Retype all of the data. Every line must match exactly.

[Extracts from a graphics dataset]
┌──
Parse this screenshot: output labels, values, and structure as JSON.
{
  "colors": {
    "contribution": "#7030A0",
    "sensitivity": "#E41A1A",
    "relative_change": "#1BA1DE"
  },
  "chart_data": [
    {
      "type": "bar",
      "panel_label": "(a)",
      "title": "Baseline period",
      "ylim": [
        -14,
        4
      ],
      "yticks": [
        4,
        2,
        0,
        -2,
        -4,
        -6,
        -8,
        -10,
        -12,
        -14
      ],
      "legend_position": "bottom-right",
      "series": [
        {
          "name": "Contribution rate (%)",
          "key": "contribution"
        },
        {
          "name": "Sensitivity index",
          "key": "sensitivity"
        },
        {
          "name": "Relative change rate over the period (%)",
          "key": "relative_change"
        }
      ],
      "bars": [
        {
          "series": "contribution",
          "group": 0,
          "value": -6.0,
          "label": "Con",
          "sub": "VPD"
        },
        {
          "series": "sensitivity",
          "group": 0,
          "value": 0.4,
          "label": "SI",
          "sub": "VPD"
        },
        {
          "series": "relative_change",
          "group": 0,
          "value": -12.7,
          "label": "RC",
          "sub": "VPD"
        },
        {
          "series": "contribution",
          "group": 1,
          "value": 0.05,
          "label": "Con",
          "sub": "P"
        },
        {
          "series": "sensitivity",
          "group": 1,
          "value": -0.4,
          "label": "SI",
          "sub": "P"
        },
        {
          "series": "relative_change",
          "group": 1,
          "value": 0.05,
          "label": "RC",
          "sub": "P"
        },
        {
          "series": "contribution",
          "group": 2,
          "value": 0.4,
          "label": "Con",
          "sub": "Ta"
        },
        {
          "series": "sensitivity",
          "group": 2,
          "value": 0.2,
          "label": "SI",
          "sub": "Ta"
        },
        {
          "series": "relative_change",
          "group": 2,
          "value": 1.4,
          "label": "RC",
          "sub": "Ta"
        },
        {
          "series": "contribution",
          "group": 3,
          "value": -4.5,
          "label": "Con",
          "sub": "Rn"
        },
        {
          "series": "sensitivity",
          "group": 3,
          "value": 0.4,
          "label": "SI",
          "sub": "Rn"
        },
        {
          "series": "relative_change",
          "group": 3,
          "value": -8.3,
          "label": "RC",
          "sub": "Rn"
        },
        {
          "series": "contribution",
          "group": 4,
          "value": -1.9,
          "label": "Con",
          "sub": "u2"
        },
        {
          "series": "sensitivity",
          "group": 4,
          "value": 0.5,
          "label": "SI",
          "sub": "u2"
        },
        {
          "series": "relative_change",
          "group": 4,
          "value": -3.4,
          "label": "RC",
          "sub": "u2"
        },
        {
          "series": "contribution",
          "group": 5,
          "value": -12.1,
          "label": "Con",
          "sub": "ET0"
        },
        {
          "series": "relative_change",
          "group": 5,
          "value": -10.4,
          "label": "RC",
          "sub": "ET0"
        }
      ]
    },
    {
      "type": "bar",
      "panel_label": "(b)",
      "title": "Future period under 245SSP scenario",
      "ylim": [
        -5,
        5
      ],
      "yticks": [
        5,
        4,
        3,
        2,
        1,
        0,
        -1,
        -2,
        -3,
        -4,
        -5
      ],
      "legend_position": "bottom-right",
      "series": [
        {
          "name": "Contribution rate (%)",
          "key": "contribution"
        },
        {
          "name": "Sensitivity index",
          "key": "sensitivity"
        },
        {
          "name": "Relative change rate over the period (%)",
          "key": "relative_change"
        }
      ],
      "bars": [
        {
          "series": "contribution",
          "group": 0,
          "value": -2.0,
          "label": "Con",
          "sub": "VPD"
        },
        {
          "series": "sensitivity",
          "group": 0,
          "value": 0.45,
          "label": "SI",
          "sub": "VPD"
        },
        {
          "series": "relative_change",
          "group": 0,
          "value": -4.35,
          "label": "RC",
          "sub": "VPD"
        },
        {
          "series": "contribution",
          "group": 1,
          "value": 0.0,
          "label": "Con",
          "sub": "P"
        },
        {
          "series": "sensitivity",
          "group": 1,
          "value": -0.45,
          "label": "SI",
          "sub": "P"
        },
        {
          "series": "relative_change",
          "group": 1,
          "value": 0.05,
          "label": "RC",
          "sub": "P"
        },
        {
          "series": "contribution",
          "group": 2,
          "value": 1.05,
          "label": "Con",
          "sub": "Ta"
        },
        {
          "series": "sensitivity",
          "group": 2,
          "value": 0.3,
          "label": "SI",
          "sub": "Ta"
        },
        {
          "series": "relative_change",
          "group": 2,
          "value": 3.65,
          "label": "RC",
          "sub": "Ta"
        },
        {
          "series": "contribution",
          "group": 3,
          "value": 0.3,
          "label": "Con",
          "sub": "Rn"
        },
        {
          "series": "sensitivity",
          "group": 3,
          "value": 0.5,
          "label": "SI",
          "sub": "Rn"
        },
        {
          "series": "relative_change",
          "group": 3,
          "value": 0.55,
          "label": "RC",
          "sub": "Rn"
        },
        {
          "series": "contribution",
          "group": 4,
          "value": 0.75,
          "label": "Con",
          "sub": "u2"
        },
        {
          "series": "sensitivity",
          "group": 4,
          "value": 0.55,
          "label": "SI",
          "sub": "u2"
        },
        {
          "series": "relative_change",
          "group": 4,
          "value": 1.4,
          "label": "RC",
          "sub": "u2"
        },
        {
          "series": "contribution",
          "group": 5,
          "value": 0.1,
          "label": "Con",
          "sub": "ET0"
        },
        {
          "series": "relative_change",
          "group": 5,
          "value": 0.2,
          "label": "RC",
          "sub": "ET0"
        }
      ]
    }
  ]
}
└──
- OUTPUT OF THE TASK
Parse this screenshot: output labels, values, and structure as JSON.
{
  "colors": {
    "contribution": "#7030A0",
    "sensitivity": "#E41A1A",
    "relative_change": "#1BA1DE"
  },
  "chart_data": [
    {
      "type": "bar",
      "panel_label": "(a)",
      "title": "Baseline period",
      "ylim": [
        -14,
        4
      ],
      "yticks": [
        4,
        2,
        0,
        -2,
        -4,
        -6,
        -8,
        -10,
        -12,
        -14
      ],
      "legend_position": "bottom-right",
      "series": [
        {
          "name": "Contribution rate (%)",
          "key": "contribution"
        },
        {
          "name": "Sensitivity index",
          "key": "sensitivity"
        },
        {
          "name": "Relative change rate over the period (%)",
          "key": "relative_change"
        }
      ],
      "bars": [
        {
          "series": "contribution",
          "group": 0,
          "value": -6.0,
          "label": "Con",
          "sub": "VPD"
        },
        {
          "series": "sensitivity",
          "group": 0,
          "value": 0.4,
          "label": "SI",
          "sub": "VPD"
        },
        {
          "series": "relative_change",
          "group": 0,
          "value": -12.7,
          "label": "RC",
          "sub": "VPD"
        },
        {
          "series": "contribution",
          "group": 1,
          "value": 0.05,
          "label": "Con",
          "sub": "P"
        },
        {
          "series": "sensitivity",
          "group": 1,
          "value": -0.4,
          "label": "SI",
          "sub": "P"
        },
        {
          "series": "relative_change",
          "group": 1,
          "value": 0.05,
          "label": "RC",
          "sub": "P"
        },
        {
          "series": "contribution",
          "group": 2,
          "value": 0.4,
          "label": "Con",
          "sub": "Ta"
        },
        {
          "series": "sensitivity",
          "group": 2,
          "value": 0.2,
          "label": "SI",
          "sub": "Ta"
        },
        {
          "series": "relative_change",
          "group": 2,
          "value": 1.4,
          "label": "RC",
          "sub": "Ta"
        },
        {
          "series": "contribution",
          "group": 3,
          "value": -4.5,
          "label": "Con",
          "sub": "Rn"
        },
        {
          "series": "sensitivity",
          "group": 3,
          "value": 0.4,
          "label": "SI",
          "sub": "Rn"
        },
        {
          "series": "relative_change",
          "group": 3,
          "value": -8.3,
          "label": "RC",
          "sub": "Rn"
        },
        {
          "series": "contribution",
          "group": 4,
          "value": -1.9,
          "label": "Con",
          "sub": "u2"
        },
        {
          "series": "sensitivity",
          "group": 4,
          "value": 0.5,
          "label": "SI",
          "sub": "u2"
        },
        {
          "series": "relative_change",
          "group": 4,
          "value": -3.4,
          "label": "RC",
          "sub": "u2"
        },
        {
          "series": "contribution",
          "group": 5,
          "value": -12.1,
          "label": "Con",
          "sub": "ET0"
        },
        {
          "series": "relative_change",
          "group": 5,
          "value": -10.4,
          "label": "RC",
          "sub": "ET0"
        }
      ]
    },
    {
      "type": "bar",
      "panel_label": "(b)",
      "title": "Future period under 245SSP scenario",
      "ylim": [
        -5,
        5
      ],
      "yticks": [
        5,
        4,
        3,
        2,
        1,
        0,
        -1,
        -2,
        -3,
        -4,
        -5
      ],
      "legend_position": "bottom-right",
      "series": [
        {
          "name": "Contribution rate (%)",
          "key": "contribution"
        },
        {
          "name": "Sensitivity index",
          "key": "sensitivity"
        },
        {
          "name": "Relative change rate over the period (%)",
          "key": "relative_change"
        }
      ],
      "bars": [
        {
          "series": "contribution",
          "group": 0,
          "value": -2.0,
          "label": "Con",
          "sub": "VPD"
        },
        {
          "series": "sensitivity",
          "group": 0,
          "value": 0.45,
          "label": "SI",
          "sub": "VPD"
        },
        {
          "series": "relative_change",
          "group": 0,
          "value": -4.35,
          "label": "RC",
          "sub": "VPD"
        },
        {
          "series": "contribution",
          "group": 1,
          "value": 0.0,
          "label": "Con",
          "sub": "P"
        },
        {
          "series": "sensitivity",
          "group": 1,
          "value": -0.45,
          "label": "SI",
          "sub": "P"
        },
        {
          "series": "relative_change",
          "group": 1,
          "value": 0.05,
          "label": "RC",
          "sub": "P"
        },
        {
          "series": "contribution",
          "group": 2,
          "value": 1.05,
          "label": "Con",
          "sub": "Ta"
        },
        {
          "series": "sensitivity",
          "group": 2,
          "value": 0.3,
          "label": "SI",
          "sub": "Ta"
        },
        {
          "series": "relative_change",
          "group": 2,
          "value": 3.65,
          "label": "RC",
          "sub": "Ta"
        },
        {
          "series": "contribution",
          "group": 3,
          "value": 0.3,
          "label": "Con",
          "sub": "Rn"
        },
        {
          "series": "sensitivity",
          "group": 3,
          "value": 0.5,
          "label": "SI",
          "sub": "Rn"
        },
        {
          "series": "relative_change",
          "group": 3,
          "value": 0.55,
          "label": "RC",
          "sub": "Rn"
        },
        {
          "series": "contribution",
          "group": 4,
          "value": 0.75,
          "label": "Con",
          "sub": "u2"
        },
        {
          "series": "sensitivity",
          "group": 4,
          "value": 0.55,
          "label": "SI",
          "sub": "u2"
        },
        {
          "series": "relative_change",
          "group": 4,
          "value": 1.4,
          "label": "RC",
          "sub": "u2"
        },
        {
          "series": "contribution",
          "group": 5,
          "value": 0.1,
          "label": "Con",
          "sub": "ET0"
        },
        {
          "series": "relative_change",
          "group": 5,
          "value": 0.2,
          "label": "RC",
          "sub": "ET0"
        }
      ]
    }
  ]
}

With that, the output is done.